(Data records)
----------------
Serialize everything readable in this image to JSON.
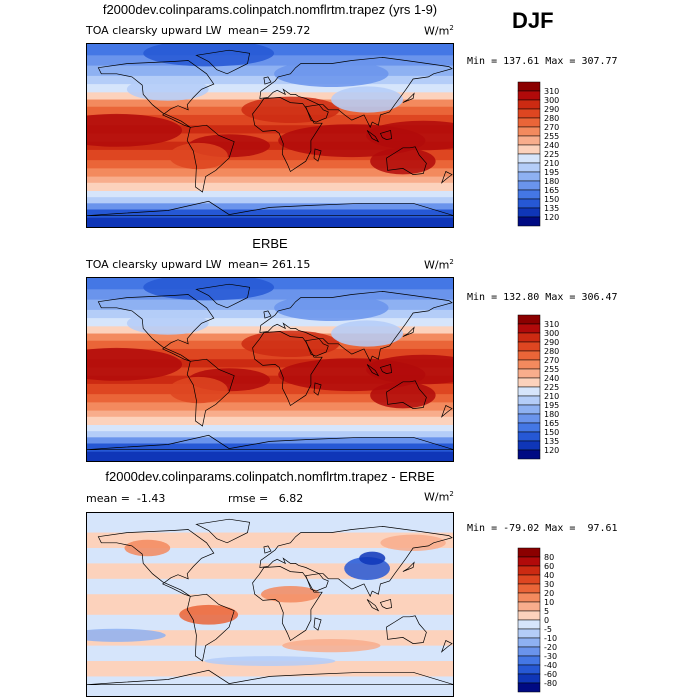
{
  "season": "DJF",
  "colors": {
    "warm": [
      "#8b0000",
      "#b10a0a",
      "#cc2a12",
      "#de4621",
      "#ea6538",
      "#f38a5e",
      "#f8ad8c",
      "#fcd2bc"
    ],
    "neutral": "#ffffff",
    "cool": [
      "#d6e5fb",
      "#b4cdf8",
      "#8eb1f2",
      "#6a94ec",
      "#4477e5",
      "#2658d5",
      "#0f36b8",
      "#000a83"
    ]
  },
  "panels": [
    {
      "title": "f2000dev.colinparams.colinpatch.nomflrtm.trapez (yrs 1-9)",
      "field": "TOA clearsky upward LW",
      "stat1_label": "mean=",
      "stat1_value": "259.72",
      "units": "W/m",
      "units_exp": "2",
      "min_label": "Min =",
      "min_value": "137.61",
      "max_label": "Max =",
      "max_value": "307.77",
      "colorbar": [
        "310",
        "300",
        "290",
        "280",
        "270",
        "255",
        "240",
        "225",
        "210",
        "195",
        "180",
        "165",
        "150",
        "135",
        "120"
      ],
      "map_type": "abs"
    },
    {
      "title": "ERBE",
      "field": "TOA clearsky upward LW",
      "stat1_label": "mean=",
      "stat1_value": "261.15",
      "units": "W/m",
      "units_exp": "2",
      "min_label": "Min =",
      "min_value": "132.80",
      "max_label": "Max =",
      "max_value": "306.47",
      "colorbar": [
        "310",
        "300",
        "290",
        "280",
        "270",
        "255",
        "240",
        "225",
        "210",
        "195",
        "180",
        "165",
        "150",
        "135",
        "120"
      ],
      "map_type": "abs"
    },
    {
      "title": "f2000dev.colinparams.colinpatch.nomflrtm.trapez - ERBE",
      "field": "",
      "stat1_label": "mean =",
      "stat1_value": "-1.43",
      "stat2_label": "rmse =",
      "stat2_value": "6.82",
      "units": "W/m",
      "units_exp": "2",
      "min_label": "Min =",
      "min_value": "-79.02",
      "max_label": "Max =",
      "max_value": "97.61",
      "colorbar": [
        "80",
        "60",
        "40",
        "30",
        "20",
        "10",
        "5",
        "0",
        "-5",
        "-10",
        "-20",
        "-30",
        "-40",
        "-60",
        "-80"
      ],
      "map_type": "diff"
    }
  ],
  "chart_data": [
    {
      "type": "heatmap",
      "title": "f2000dev.colinparams.colinpatch.nomflrtm.trapez (yrs 1-9)",
      "variable": "TOA clearsky upward LW",
      "units": "W/m2",
      "season": "DJF",
      "mean": 259.72,
      "min": 137.61,
      "max": 307.77,
      "levels": [
        120,
        135,
        150,
        165,
        180,
        195,
        210,
        225,
        240,
        255,
        270,
        280,
        290,
        300,
        310
      ]
    },
    {
      "type": "heatmap",
      "title": "ERBE",
      "variable": "TOA clearsky upward LW",
      "units": "W/m2",
      "season": "DJF",
      "mean": 261.15,
      "min": 132.8,
      "max": 306.47,
      "levels": [
        120,
        135,
        150,
        165,
        180,
        195,
        210,
        225,
        240,
        255,
        270,
        280,
        290,
        300,
        310
      ]
    },
    {
      "type": "heatmap",
      "title": "f2000dev.colinparams.colinpatch.nomflrtm.trapez - ERBE",
      "units": "W/m2",
      "season": "DJF",
      "mean": -1.43,
      "rmse": 6.82,
      "min": -79.02,
      "max": 97.61,
      "levels": [
        -80,
        -60,
        -40,
        -30,
        -20,
        -10,
        -5,
        0,
        5,
        10,
        20,
        30,
        40,
        60,
        80
      ]
    }
  ]
}
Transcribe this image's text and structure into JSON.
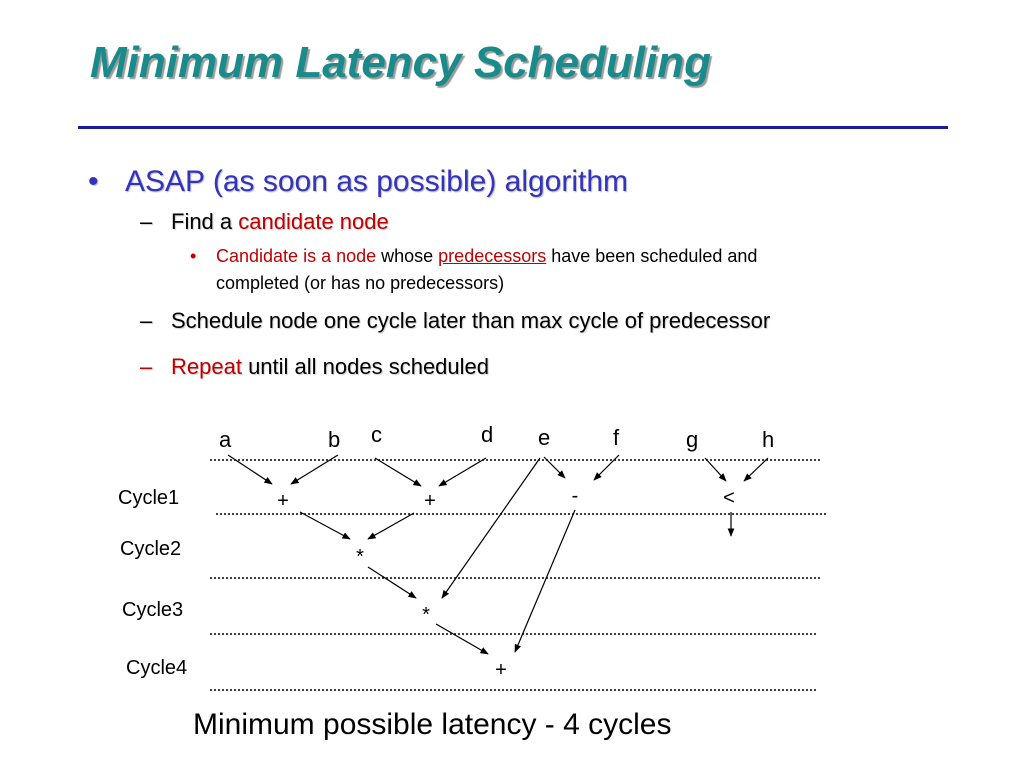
{
  "slide": {
    "title": "Minimum Latency Scheduling",
    "bullet1": {
      "mark": "•",
      "text": "ASAP (as soon as possible) algorithm"
    },
    "sub1": {
      "mark": "–",
      "prefix": "Find a ",
      "highlight": "candidate node"
    },
    "sub1_detail": {
      "mark": "•",
      "red_part": "Candidate is a node",
      "mid": " whose ",
      "underlined": "predecessors",
      "line1_rest": " have been scheduled and",
      "line2": "completed (or has no predecessors)"
    },
    "sub2": {
      "mark": "–",
      "text": "Schedule node one cycle later than max cycle of predecessor"
    },
    "sub3": {
      "mark": "–",
      "highlight": "Repeat",
      "rest": " until all nodes scheduled"
    },
    "caption": "Minimum possible latency - 4 cycles"
  },
  "diagram": {
    "inputs": [
      "a",
      "b",
      "c",
      "d",
      "e",
      "f",
      "g",
      "h"
    ],
    "cycle_labels": [
      "Cycle1",
      "Cycle2",
      "Cycle3",
      "Cycle4"
    ],
    "operations": [
      {
        "id": "add1",
        "symbol": "+",
        "cycle": 1
      },
      {
        "id": "add2",
        "symbol": "+",
        "cycle": 1
      },
      {
        "id": "sub1",
        "symbol": "-",
        "cycle": 1
      },
      {
        "id": "lt1",
        "symbol": "<",
        "cycle": 1
      },
      {
        "id": "mul1",
        "symbol": "*",
        "cycle": 2
      },
      {
        "id": "mul2",
        "symbol": "*",
        "cycle": 3
      },
      {
        "id": "add3",
        "symbol": "+",
        "cycle": 4
      }
    ],
    "edges": [
      [
        "a",
        "add1"
      ],
      [
        "b",
        "add1"
      ],
      [
        "c",
        "add2"
      ],
      [
        "d",
        "add2"
      ],
      [
        "e",
        "sub1"
      ],
      [
        "f",
        "sub1"
      ],
      [
        "g",
        "lt1"
      ],
      [
        "h",
        "lt1"
      ],
      [
        "add1",
        "mul1"
      ],
      [
        "add2",
        "mul1"
      ],
      [
        "e",
        "mul2"
      ],
      [
        "mul1",
        "mul2"
      ],
      [
        "mul2",
        "add3"
      ],
      [
        "sub1",
        "add3"
      ],
      [
        "lt1",
        "out"
      ]
    ]
  }
}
----------------
• [Exercise aim]: Scan the lines for the string "mean". Copy out each line that matches.

• [Worked answer]:
      "stat1_label": "mean=",
      "stat1_label": "mean=",
      "stat1_label": "mean =",
      "mean": 259.72,
      "mean": 261.15,
      "mean": -1.43,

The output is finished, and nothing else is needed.